#### Problem description
Pictures are excluded from this exercise. Transcribe exactly the lines from the one containing "OCR this image." through the last line of the listing.

★ ★ ★ ★ ★

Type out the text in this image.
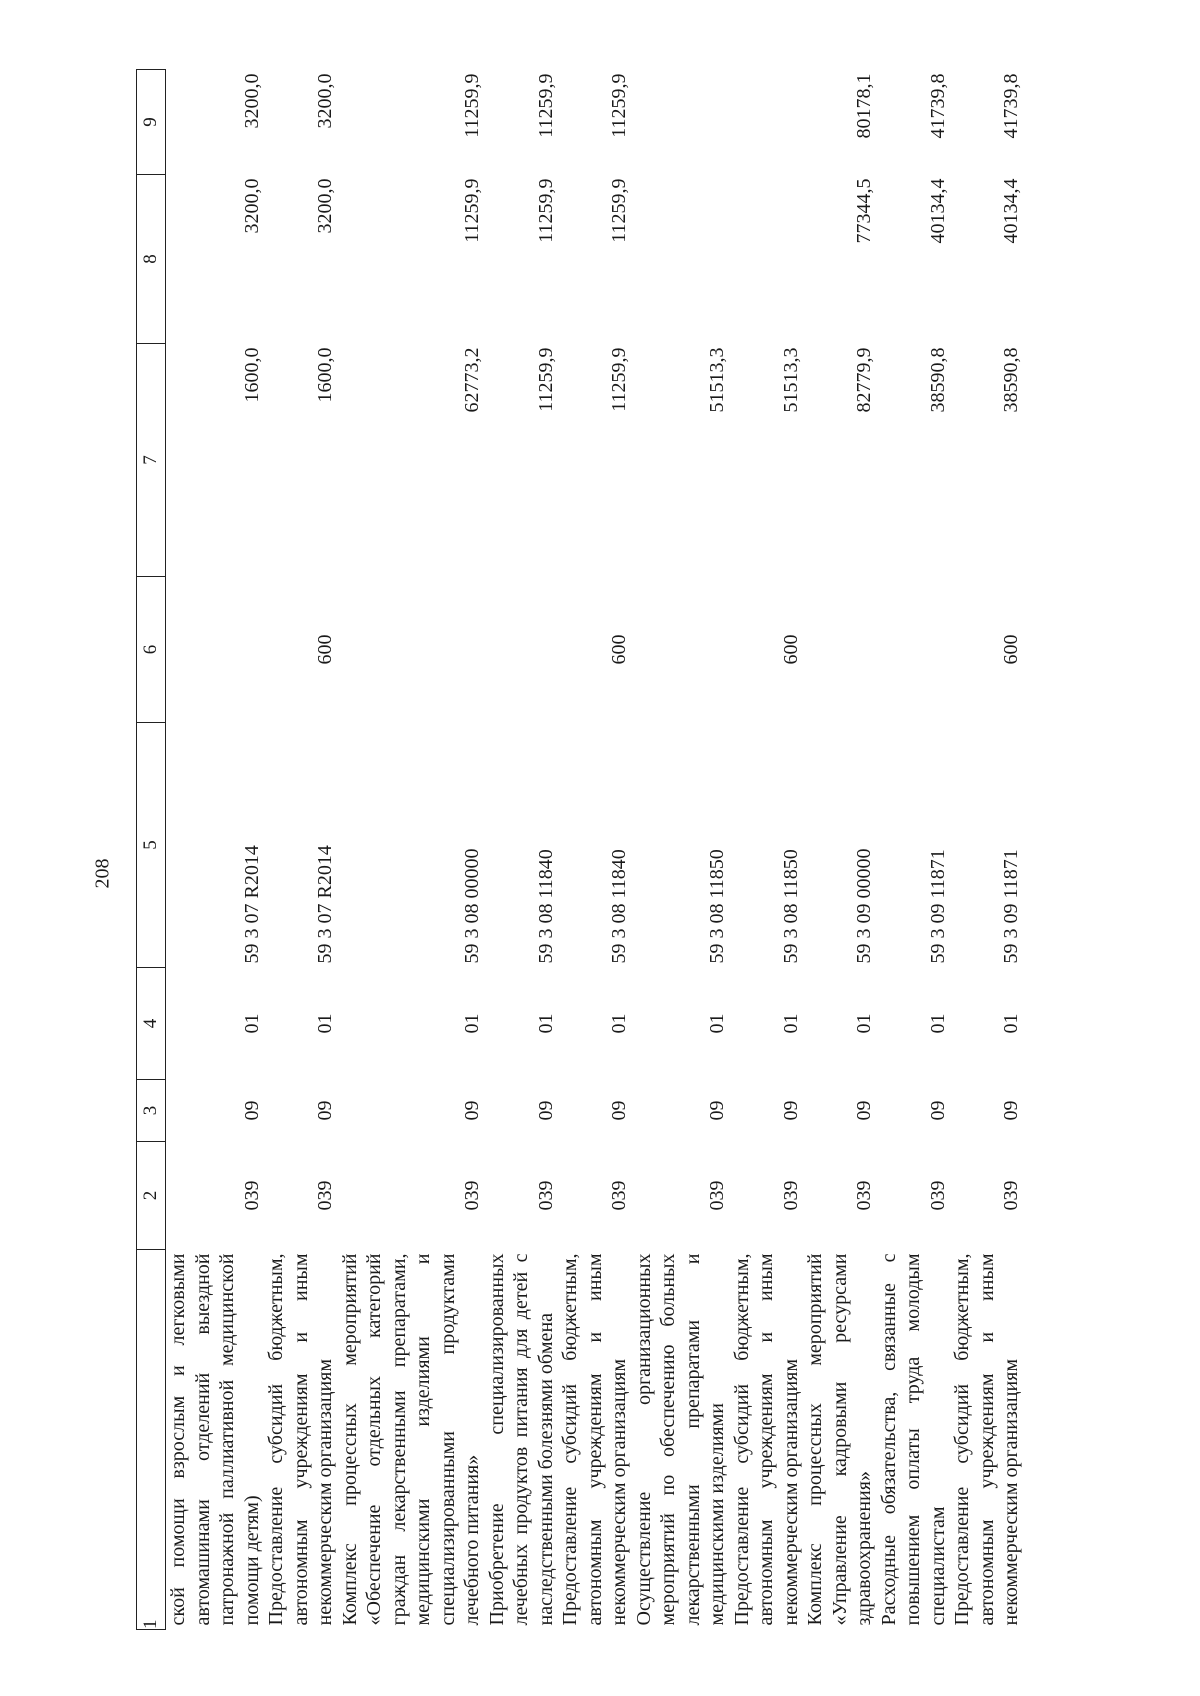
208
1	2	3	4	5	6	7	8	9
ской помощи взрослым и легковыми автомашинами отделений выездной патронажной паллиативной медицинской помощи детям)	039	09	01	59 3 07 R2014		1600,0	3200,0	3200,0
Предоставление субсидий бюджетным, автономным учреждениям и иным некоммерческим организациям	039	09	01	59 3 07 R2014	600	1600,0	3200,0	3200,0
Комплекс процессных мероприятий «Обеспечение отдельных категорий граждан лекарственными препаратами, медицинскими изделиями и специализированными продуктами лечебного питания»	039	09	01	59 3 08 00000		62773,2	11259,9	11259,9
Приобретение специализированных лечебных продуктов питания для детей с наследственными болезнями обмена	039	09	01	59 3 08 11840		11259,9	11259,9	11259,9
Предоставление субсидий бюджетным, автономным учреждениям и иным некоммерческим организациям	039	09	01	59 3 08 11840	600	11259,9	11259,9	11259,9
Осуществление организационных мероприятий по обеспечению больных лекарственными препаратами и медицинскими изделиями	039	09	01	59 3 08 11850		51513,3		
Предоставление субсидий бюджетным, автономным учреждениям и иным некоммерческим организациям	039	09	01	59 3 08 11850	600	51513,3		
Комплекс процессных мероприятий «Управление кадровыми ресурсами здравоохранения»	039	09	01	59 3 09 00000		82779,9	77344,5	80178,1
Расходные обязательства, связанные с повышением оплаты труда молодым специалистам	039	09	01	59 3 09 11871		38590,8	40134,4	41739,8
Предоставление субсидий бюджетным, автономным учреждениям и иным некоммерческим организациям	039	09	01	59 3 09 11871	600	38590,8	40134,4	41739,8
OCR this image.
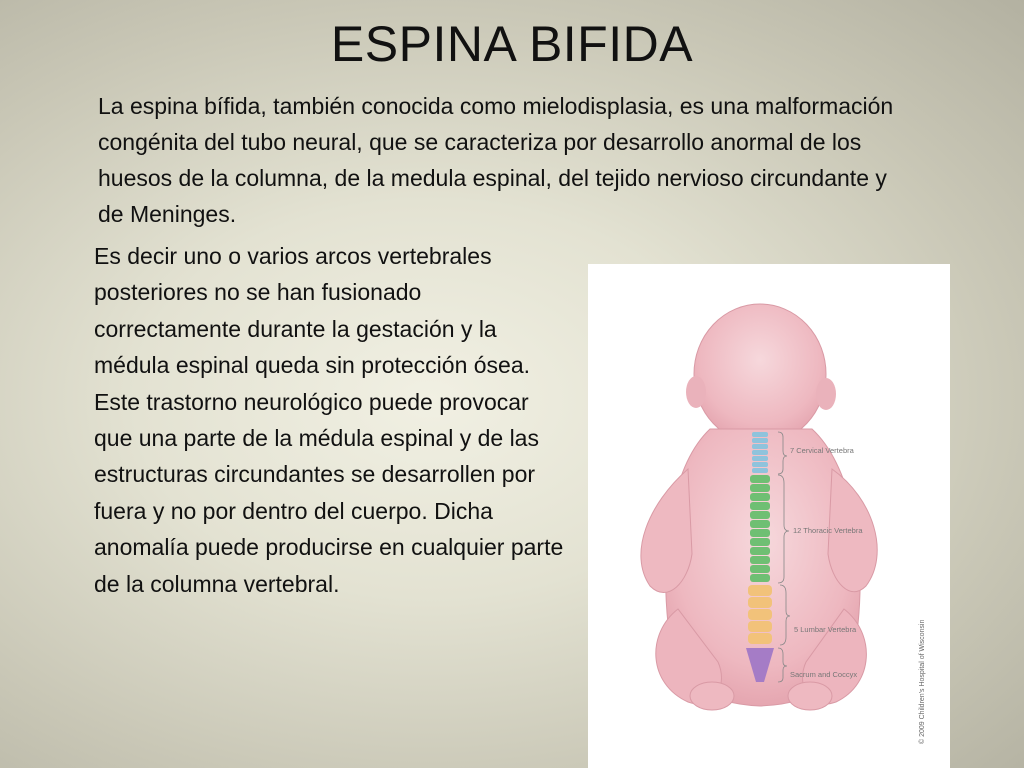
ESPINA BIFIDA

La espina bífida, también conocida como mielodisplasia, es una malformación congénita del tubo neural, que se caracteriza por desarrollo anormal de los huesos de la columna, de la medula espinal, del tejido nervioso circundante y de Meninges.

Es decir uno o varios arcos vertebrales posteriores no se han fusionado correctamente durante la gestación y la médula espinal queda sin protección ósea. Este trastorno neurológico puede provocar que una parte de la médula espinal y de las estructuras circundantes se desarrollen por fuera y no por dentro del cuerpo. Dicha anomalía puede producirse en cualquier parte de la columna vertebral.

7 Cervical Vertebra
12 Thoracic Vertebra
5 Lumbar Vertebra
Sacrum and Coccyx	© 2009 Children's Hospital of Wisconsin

★ ★ ★ ★ ★

#### Result of this exercise
OCR this image.
ESPINA BIFIDA

La espina bífida, también conocida como mielodisplasia, es una malformación congénita del tubo neural, que se caracteriza por desarrollo anormal de los huesos de la columna, de la medula espinal, del tejido nervioso circundante y de Meninges.

Es decir uno o varios arcos vertebrales posteriores no se han fusionado correctamente durante la gestación y la médula espinal queda sin protección ósea. Este trastorno neurológico puede provocar que una parte de la médula espinal y de las estructuras circundantes se desarrollen por fuera y no por dentro del cuerpo. Dicha anomalía puede producirse en cualquier parte de la columna vertebral.

7 Cervical Vertebra
12 Thoracic Vertebra
5 Lumbar Vertebra
Sacrum and Coccyx	© 2009 Children's Hospital of Wisconsin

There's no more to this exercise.